Using the entries below, restate word for word only the lines from the one with "Give me the" to the final line, leaving the pictures out.

Records about charts and figures:
........

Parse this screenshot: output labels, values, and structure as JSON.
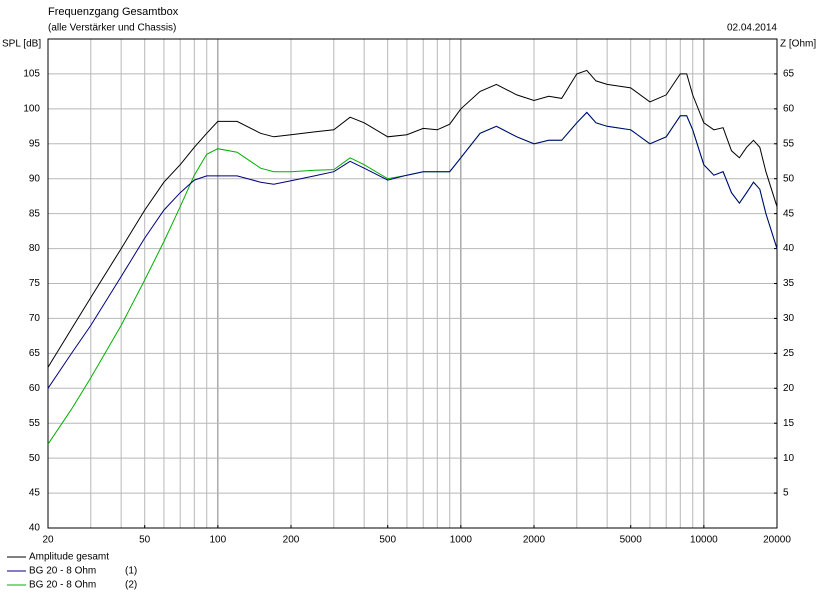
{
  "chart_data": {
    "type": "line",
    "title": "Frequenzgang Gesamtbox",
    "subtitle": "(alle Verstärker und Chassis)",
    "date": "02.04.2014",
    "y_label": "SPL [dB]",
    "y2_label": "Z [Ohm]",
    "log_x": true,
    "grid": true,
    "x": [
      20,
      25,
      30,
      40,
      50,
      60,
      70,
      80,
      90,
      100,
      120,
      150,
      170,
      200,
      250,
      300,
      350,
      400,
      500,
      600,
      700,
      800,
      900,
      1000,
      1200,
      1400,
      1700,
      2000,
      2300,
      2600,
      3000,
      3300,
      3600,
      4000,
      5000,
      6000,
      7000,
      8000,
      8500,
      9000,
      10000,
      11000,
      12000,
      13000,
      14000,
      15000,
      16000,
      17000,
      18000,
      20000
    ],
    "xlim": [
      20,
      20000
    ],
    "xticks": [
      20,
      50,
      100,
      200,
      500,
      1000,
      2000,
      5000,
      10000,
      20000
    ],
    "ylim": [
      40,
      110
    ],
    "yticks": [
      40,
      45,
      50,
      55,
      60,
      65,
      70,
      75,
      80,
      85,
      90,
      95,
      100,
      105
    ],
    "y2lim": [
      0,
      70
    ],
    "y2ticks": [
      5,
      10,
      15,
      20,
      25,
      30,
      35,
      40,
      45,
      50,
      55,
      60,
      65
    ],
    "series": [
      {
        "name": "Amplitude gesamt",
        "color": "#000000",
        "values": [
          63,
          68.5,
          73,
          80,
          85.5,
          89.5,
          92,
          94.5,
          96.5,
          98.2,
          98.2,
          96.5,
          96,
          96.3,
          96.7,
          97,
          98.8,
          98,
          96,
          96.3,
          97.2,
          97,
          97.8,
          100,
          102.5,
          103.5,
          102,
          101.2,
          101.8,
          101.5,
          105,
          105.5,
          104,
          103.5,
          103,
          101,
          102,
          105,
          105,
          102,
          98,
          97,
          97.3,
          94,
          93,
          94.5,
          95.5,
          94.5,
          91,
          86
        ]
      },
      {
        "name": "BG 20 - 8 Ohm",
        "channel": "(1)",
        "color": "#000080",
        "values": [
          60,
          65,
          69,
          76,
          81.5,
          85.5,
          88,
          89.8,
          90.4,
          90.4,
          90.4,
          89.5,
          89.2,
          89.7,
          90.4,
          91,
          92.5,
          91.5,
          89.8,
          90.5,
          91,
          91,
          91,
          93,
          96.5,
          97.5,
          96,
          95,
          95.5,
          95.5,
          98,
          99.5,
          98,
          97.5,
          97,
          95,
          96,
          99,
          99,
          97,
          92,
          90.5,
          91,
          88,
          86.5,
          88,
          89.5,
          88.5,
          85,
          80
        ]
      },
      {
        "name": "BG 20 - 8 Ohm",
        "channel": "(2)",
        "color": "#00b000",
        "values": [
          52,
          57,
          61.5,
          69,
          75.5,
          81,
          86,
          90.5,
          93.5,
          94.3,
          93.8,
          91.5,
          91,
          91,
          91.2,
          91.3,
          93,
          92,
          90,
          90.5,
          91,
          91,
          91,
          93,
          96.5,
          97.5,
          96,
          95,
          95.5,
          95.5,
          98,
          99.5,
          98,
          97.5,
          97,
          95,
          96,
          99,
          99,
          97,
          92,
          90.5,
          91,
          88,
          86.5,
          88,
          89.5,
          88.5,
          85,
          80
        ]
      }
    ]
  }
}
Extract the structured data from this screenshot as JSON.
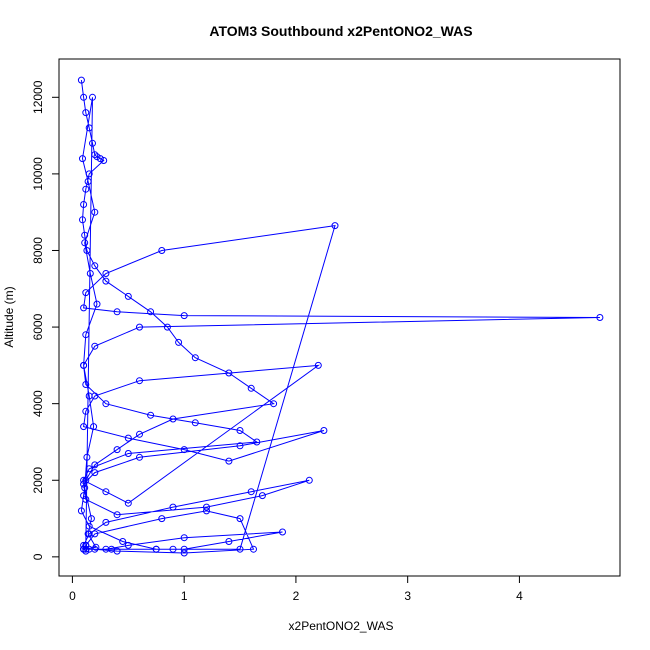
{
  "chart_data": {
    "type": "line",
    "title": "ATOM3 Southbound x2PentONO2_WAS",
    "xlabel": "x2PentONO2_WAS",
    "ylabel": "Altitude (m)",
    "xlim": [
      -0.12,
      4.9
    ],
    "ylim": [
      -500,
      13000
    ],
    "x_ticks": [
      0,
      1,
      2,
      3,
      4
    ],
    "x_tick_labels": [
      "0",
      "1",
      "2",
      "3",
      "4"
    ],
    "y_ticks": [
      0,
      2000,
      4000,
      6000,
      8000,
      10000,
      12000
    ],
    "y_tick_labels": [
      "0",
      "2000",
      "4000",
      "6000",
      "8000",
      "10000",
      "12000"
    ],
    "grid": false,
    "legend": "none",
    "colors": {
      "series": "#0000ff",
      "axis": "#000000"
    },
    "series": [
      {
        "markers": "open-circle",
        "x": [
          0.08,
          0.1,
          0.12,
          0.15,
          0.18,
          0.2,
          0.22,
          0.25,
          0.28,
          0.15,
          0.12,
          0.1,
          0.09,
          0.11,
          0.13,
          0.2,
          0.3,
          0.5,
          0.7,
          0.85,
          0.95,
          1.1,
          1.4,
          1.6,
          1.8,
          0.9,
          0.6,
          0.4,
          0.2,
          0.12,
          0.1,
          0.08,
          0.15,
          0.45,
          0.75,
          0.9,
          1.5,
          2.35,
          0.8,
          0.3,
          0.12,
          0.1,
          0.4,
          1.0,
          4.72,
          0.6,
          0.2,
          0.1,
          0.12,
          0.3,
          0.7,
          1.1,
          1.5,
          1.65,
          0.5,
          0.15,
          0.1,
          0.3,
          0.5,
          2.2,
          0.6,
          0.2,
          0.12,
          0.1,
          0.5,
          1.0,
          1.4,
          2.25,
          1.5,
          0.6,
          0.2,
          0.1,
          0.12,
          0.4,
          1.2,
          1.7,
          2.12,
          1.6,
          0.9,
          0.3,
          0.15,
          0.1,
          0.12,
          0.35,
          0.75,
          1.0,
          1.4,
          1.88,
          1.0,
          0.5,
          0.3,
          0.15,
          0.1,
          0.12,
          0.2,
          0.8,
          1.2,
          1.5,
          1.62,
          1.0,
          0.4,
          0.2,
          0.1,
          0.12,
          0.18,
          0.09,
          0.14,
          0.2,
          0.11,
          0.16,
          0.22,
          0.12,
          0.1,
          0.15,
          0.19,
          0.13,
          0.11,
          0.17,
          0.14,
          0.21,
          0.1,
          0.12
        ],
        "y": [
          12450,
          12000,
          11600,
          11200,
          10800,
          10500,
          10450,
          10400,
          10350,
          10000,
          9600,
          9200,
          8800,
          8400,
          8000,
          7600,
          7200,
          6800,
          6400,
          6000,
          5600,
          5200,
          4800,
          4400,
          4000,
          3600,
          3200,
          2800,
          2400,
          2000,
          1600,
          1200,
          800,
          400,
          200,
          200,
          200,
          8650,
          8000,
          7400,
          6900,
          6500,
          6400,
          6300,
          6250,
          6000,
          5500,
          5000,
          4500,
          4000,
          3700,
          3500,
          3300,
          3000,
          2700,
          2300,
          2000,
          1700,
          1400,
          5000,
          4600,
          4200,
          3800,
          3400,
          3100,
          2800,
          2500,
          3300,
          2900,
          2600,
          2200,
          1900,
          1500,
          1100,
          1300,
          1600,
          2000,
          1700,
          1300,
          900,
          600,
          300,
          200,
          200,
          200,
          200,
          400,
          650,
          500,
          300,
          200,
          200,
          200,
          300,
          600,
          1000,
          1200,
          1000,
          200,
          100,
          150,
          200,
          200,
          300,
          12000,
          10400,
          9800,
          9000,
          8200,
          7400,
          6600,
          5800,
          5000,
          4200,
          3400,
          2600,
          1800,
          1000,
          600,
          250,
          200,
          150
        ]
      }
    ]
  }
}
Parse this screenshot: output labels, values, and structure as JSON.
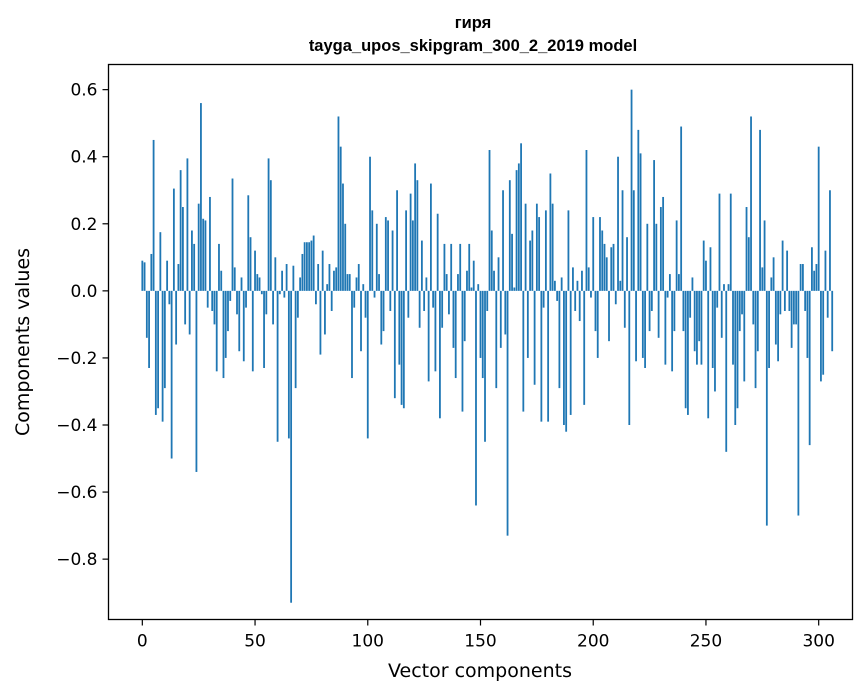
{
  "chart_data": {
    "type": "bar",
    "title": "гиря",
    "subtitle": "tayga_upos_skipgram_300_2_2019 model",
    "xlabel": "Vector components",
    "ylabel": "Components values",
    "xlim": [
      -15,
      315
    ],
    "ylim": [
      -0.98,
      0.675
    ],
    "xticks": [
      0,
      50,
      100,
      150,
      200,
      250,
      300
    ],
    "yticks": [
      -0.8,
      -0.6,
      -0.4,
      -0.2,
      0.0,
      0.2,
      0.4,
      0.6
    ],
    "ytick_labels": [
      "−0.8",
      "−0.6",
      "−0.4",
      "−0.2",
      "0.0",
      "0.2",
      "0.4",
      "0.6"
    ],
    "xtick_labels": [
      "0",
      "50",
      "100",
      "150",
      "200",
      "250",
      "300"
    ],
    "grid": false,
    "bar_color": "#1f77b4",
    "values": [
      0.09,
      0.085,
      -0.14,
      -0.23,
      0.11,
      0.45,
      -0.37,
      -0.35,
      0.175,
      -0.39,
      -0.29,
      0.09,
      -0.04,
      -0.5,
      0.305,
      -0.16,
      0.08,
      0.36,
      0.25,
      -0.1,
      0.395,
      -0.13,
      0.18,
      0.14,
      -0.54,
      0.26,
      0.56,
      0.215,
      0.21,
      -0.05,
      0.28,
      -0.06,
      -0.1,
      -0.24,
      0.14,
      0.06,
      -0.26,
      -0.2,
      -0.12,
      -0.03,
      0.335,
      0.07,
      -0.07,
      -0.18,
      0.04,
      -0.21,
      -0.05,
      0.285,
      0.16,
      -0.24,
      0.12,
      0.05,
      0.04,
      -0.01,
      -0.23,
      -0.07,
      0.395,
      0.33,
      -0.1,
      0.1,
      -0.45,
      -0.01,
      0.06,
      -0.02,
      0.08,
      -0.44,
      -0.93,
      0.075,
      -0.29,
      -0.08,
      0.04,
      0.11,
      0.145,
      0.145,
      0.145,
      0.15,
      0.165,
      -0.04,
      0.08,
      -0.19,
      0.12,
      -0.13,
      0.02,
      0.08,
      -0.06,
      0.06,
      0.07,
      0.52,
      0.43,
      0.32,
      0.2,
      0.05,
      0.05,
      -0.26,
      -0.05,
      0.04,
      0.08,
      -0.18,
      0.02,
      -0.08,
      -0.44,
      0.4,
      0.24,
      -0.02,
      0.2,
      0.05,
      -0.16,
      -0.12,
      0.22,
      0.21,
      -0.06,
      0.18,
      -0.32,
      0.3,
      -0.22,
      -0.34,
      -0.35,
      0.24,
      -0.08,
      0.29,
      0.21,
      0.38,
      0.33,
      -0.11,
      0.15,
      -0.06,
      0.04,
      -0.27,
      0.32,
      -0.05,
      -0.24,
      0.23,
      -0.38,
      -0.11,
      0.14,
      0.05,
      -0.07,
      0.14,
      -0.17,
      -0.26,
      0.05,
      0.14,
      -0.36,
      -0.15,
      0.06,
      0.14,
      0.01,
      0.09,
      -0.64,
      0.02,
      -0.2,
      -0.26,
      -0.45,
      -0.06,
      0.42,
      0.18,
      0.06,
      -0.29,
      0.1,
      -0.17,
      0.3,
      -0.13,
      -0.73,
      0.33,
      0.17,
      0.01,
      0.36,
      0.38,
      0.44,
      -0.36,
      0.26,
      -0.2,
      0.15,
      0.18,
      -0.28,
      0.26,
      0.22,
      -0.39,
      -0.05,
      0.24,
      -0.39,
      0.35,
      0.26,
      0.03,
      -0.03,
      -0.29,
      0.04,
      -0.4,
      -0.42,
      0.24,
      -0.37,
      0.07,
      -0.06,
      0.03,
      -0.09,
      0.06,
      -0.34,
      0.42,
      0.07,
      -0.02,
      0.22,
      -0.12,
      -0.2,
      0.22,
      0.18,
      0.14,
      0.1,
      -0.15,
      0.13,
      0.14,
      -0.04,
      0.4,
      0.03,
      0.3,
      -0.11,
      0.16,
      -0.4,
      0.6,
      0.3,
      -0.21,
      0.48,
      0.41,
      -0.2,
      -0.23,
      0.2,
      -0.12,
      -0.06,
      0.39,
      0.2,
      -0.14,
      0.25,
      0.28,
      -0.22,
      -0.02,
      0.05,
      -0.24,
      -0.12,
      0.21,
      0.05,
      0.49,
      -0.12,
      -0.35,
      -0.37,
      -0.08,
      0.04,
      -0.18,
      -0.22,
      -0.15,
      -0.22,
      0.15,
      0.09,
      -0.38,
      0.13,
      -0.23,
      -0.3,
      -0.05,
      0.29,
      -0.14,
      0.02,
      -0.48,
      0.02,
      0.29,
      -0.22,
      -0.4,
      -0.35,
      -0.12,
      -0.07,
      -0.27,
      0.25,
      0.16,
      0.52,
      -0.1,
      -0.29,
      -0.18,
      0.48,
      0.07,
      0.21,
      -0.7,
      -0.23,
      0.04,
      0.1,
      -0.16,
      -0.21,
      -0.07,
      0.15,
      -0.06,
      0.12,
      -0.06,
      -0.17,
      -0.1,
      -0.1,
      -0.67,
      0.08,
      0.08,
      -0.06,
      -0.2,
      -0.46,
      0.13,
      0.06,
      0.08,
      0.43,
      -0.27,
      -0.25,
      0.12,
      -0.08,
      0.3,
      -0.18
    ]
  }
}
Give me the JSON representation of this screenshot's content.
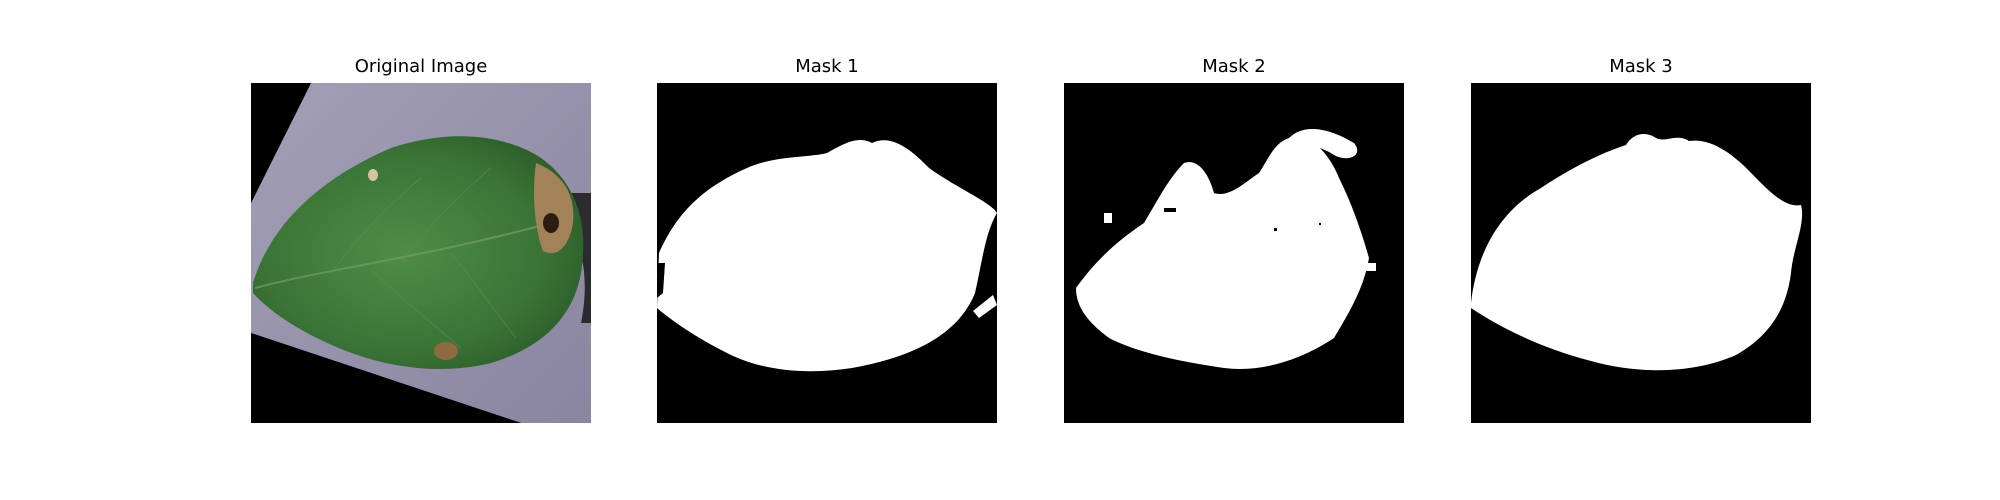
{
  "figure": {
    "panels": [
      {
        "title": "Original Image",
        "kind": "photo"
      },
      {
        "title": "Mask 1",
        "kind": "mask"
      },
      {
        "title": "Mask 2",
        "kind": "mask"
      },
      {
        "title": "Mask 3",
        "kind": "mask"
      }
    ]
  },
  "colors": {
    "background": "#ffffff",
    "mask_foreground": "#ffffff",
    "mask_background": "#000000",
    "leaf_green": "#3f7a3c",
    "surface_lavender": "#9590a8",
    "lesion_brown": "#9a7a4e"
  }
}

........

Task response>
Give me the JSON representation of this screenshot's content.
{
  "figure": {
    "panels": [
      {
        "title": "Original Image",
        "kind": "photo"
      },
      {
        "title": "Mask 1",
        "kind": "mask"
      },
      {
        "title": "Mask 2",
        "kind": "mask"
      },
      {
        "title": "Mask 3",
        "kind": "mask"
      }
    ]
  },
  "colors": {
    "background": "#ffffff",
    "mask_foreground": "#ffffff",
    "mask_background": "#000000",
    "leaf_green": "#3f7a3c",
    "surface_lavender": "#9590a8",
    "lesion_brown": "#9a7a4e"
  }
}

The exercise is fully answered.